## Problem description
Omit every picture and write out the rest of the records exactly.

----------------------------------------

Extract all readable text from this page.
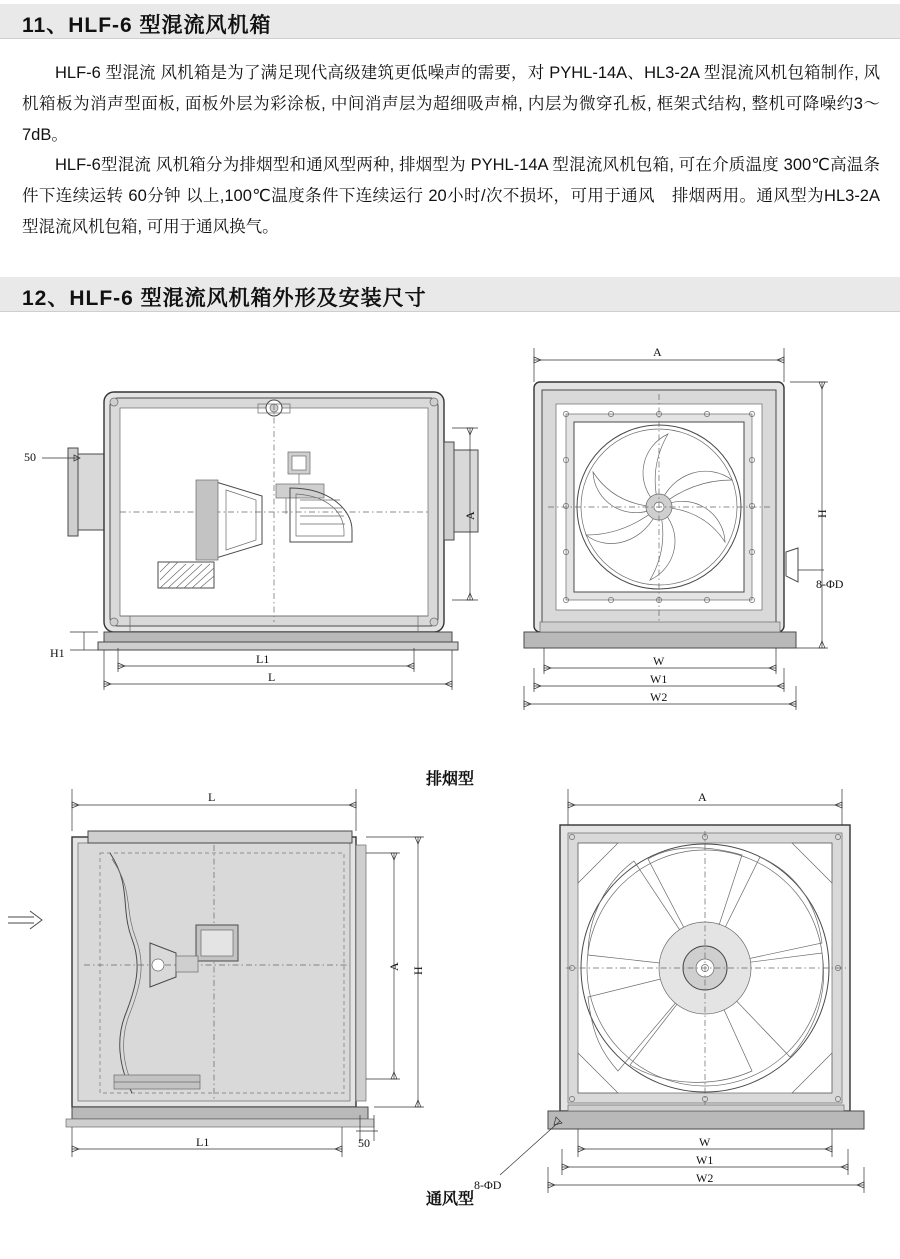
11、HLF-6 型混流风机箱
HLF-6 型混流 风机箱是为了满足现代高级建筑更低噪声的需要，对 PYHL-14A、HL3-2A 型混流风机包箱制作, 风机箱板为消声型面板, 面板外层为彩涂板, 中间消声层为超细吸声棉, 内层为微穿孔板, 框架式结构, 整机可降噪约3～7dB。
HLF-6型混流 风机箱分为排烟型和通风型两种, 排烟型为 PYHL-14A 型混流风机包箱, 可在介质温度 300℃高温条件下连续运转 60分钟 以上,100℃温度条件下连续运行 20小时/次不损坏，可用于通风　排烟两用。通风型为HL3-2A 型混流风机包箱, 可用于通风换气。
12、HLF-6 型混流风机箱外形及安装尺寸
50
H1	L1
L
A
A
H
8-ΦD
W
W1
W2
排烟型
L
H
A
L1	50
A
8-ΦD
W
W1
W2
通风型
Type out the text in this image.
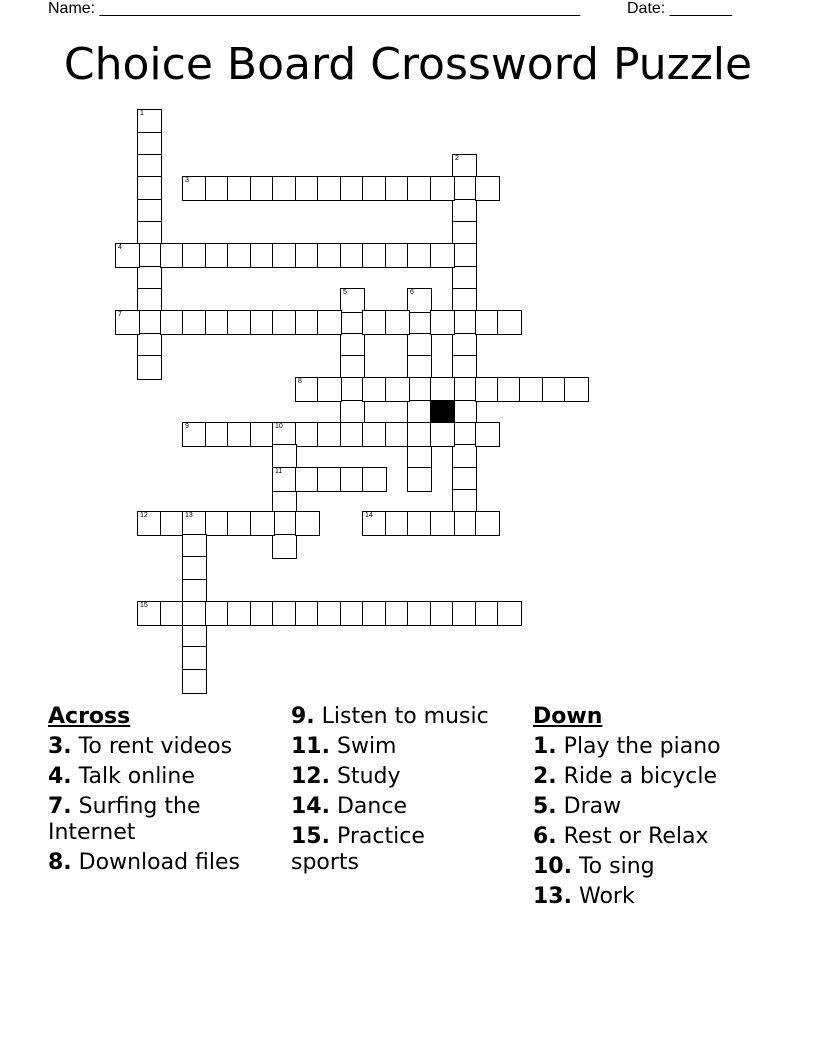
Name: ______________________________________________________	Date: _______
Choice Board Crossword Puzzle
1
2
3
4
5	6
7
8
9	10
11
12	13	14
15
Across
3. To rent videos
4. Talk online
7. Surfing the Internet
8. Download files
9. Listen to music
11. Swim
12. Study
14. Dance
15. Practice sports
Down
1. Play the piano
2. Ride a bicycle
5. Draw
6. Rest or Relax
10. To sing
13. Work
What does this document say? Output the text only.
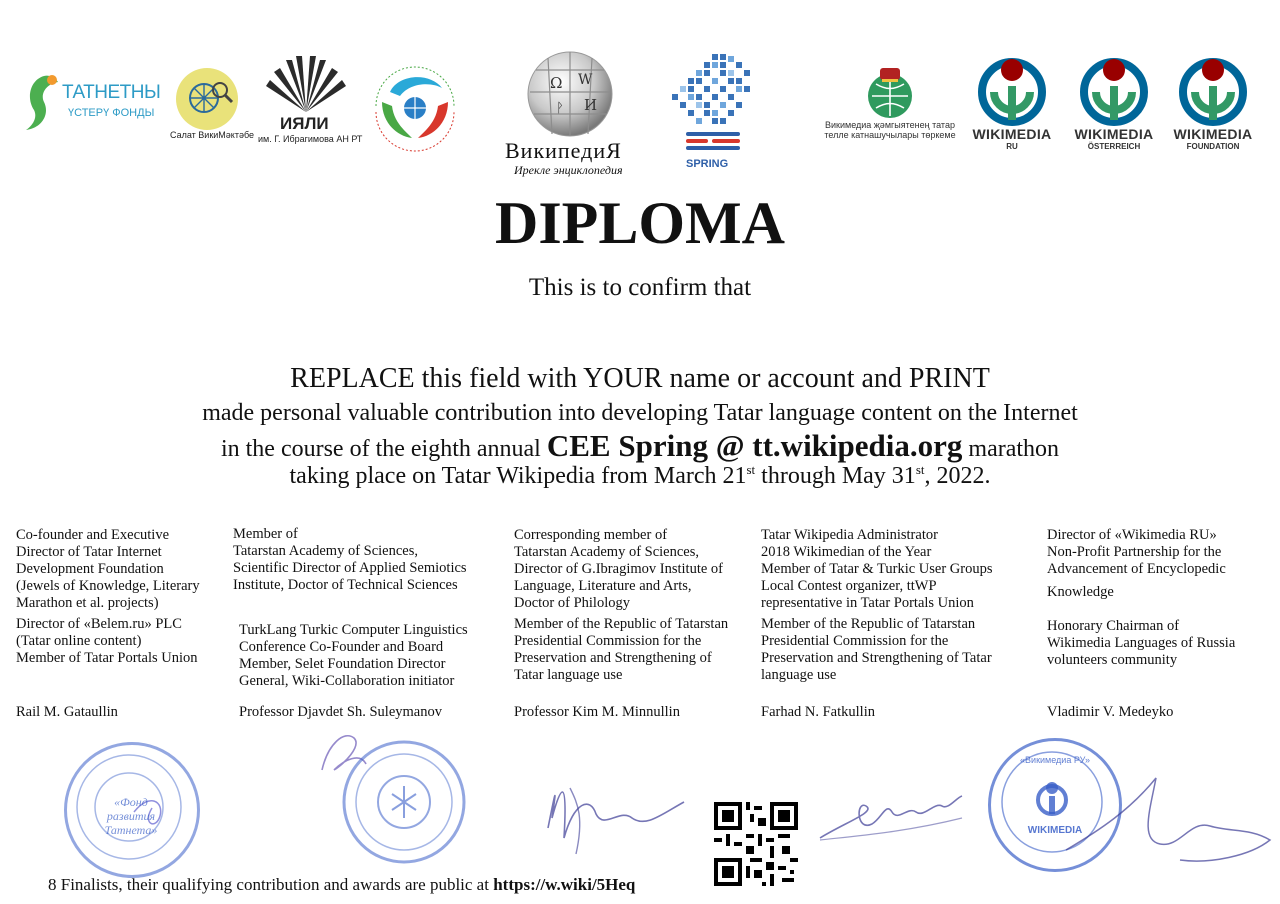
ТАТНЕТНЫ
ҮСТЕРҮ ФОНДЫ
Салат ВикиМәктәбе
ИЯЛИ
им. Г. Ибрагимова АН РТ
Ω W
И
ᚹ
ВикипедиЯ
Иреклe энциклопедия	SPRING
Викимедиа җәмгыятенең татар телле катнашучылары төркеме	WIKIMEDIA
RU
WIKIMEDIA
ÖSTERREICH
WIKIMEDIA
FOUNDATION
DIPLOMA
This is to confirm that
REPLACE this field with YOUR name or account and PRINT
made personal valuable contribution into developing Tatar language content on the Internet
in the course of the eighth annual CEE Spring @ tt.wikipedia.org marathon
taking place on Tatar Wikipedia from March 21st through May 31st, 2022.
Co-founder and Executive
Director of Tatar Internet
Development Foundation
(Jewels of Knowledge, Literary
Marathon et al. projects)
Director of «Belem.ru» PLC
(Tatar online content)
Member of Tatar Portals Union
Rail M. Gataullin
Member of
Tatarstan Academy of Sciences,
Scientific Director of Applied Semiotics
Institute, Doctor of Technical Sciences
TurkLang Turkic Computer Linguistics
Conference Co-Founder and Board
Member, Selet Foundation Director
General, Wiki-Collaboration initiator
Professor Djavdet Sh. Suleymanov
Corresponding member of
Tatarstan Academy of Sciences,
Director of G.Ibragimov Institute of
Language, Literature and Arts,
Doctor of Philology
Member of the Republic of Tatarstan
Presidential Commission for the
Preservation and Strengthening of
Tatar language use
Professor Kim M. Minnullin
Tatar Wikipedia Administrator
2018 Wikimedian of the Year
Member of Tatar & Turkic User Groups
Local Contest organizer, ttWP
representative in Tatar Portals Union
Member of the Republic of Tatarstan
Presidential Commission for the
Preservation and Strengthening of Tatar
language use
Farhad N. Fatkullin
Director of «Wikimedia RU»
Non-Profit Partnership for the
Advancement of Encyclopedic
Knowledge
Honorary Chairman of
Wikimedia Languages of Russia
volunteers community
Vladimir V. Medeyko
«Фонд развития Татнета»
«Викимедиа РУ»
WIKIMEDIA
8 Finalists, their qualifying contribution and awards are public at https://w.wiki/5Heq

----------------------------------------

## Solved problem
Extract all readable text from this page.
11、HLF-6 型混流风机箱
HLF-6 型混流 风机箱是为了满足现代高级建筑更低噪声的需要，对 PYHL-14A、HL3-2A 型混流风机包箱制作, 风机箱板为消声型面板, 面板外层为彩涂板, 中间消声层为超细吸声棉, 内层为微穿孔板, 框架式结构, 整机可降噪约3～7dB。
HLF-6型混流 风机箱分为排烟型和通风型两种, 排烟型为 PYHL-14A 型混流风机包箱, 可在介质温度 300℃高温条件下连续运转 60分钟 以上,100℃温度条件下连续运行 20小时/次不损坏，可用于通风　排烟两用。通风型为HL3-2A 型混流风机包箱, 可用于通风换气。
12、HLF-6 型混流风机箱外形及安装尺寸
50
H1	L1
L
A
A
H
8-ΦD
W
W1
W2
排烟型
L
H
A
L1	50
A
8-ΦD
W
W1
W2
通风型
Type out the text in this image.
Name: ______________________________________________________	Date: _______
Choice Board Crossword Puzzle
1
2
3
4
5	6
7
8
9	10
11
12	13	14
15
Across
3. To rent videos
4. Talk online
7. Surfing the Internet
8. Download files
9. Listen to music
11. Swim
12. Study
14. Dance
15. Practice sports
Down
1. Play the piano
2. Ride a bicycle
5. Draw
6. Rest or Relax
10. To sing
13. Work
What does this document say? Output the text only.
ТАТНЕТНЫ
ҮСТЕРҮ ФОНДЫ
Салат ВикиМәктәбе
ИЯЛИ
им. Г. Ибрагимова АН РТ
Ω W
И
ᚹ
ВикипедиЯ
Иреклe энциклопедия	SPRING
Викимедиа җәмгыятенең татар телле катнашучылары төркеме	WIKIMEDIA
RU
WIKIMEDIA
ÖSTERREICH
WIKIMEDIA
FOUNDATION
DIPLOMA
This is to confirm that
REPLACE this field with YOUR name or account and PRINT
made personal valuable contribution into developing Tatar language content on the Internet
in the course of the eighth annual CEE Spring @ tt.wikipedia.org marathon
taking place on Tatar Wikipedia from March 21st through May 31st, 2022.
Co-founder and Executive
Director of Tatar Internet
Development Foundation
(Jewels of Knowledge, Literary
Marathon et al. projects)
Director of «Belem.ru» PLC
(Tatar online content)
Member of Tatar Portals Union
Rail M. Gataullin
Member of
Tatarstan Academy of Sciences,
Scientific Director of Applied Semiotics
Institute, Doctor of Technical Sciences
TurkLang Turkic Computer Linguistics
Conference Co-Founder and Board
Member, Selet Foundation Director
General, Wiki-Collaboration initiator
Professor Djavdet Sh. Suleymanov
Corresponding member of
Tatarstan Academy of Sciences,
Director of G.Ibragimov Institute of
Language, Literature and Arts,
Doctor of Philology
Member of the Republic of Tatarstan
Presidential Commission for the
Preservation and Strengthening of
Tatar language use
Professor Kim M. Minnullin
Tatar Wikipedia Administrator
2018 Wikimedian of the Year
Member of Tatar & Turkic User Groups
Local Contest organizer, ttWP
representative in Tatar Portals Union
Member of the Republic of Tatarstan
Presidential Commission for the
Preservation and Strengthening of Tatar
language use
Farhad N. Fatkullin
Director of «Wikimedia RU»
Non-Profit Partnership for the
Advancement of Encyclopedic
Knowledge
Honorary Chairman of
Wikimedia Languages of Russia
volunteers community
Vladimir V. Medeyko
«Фонд развития Татнета»
«Викимедиа РУ»
WIKIMEDIA
8 Finalists, their qualifying contribution and awards are public at https://w.wiki/5Heq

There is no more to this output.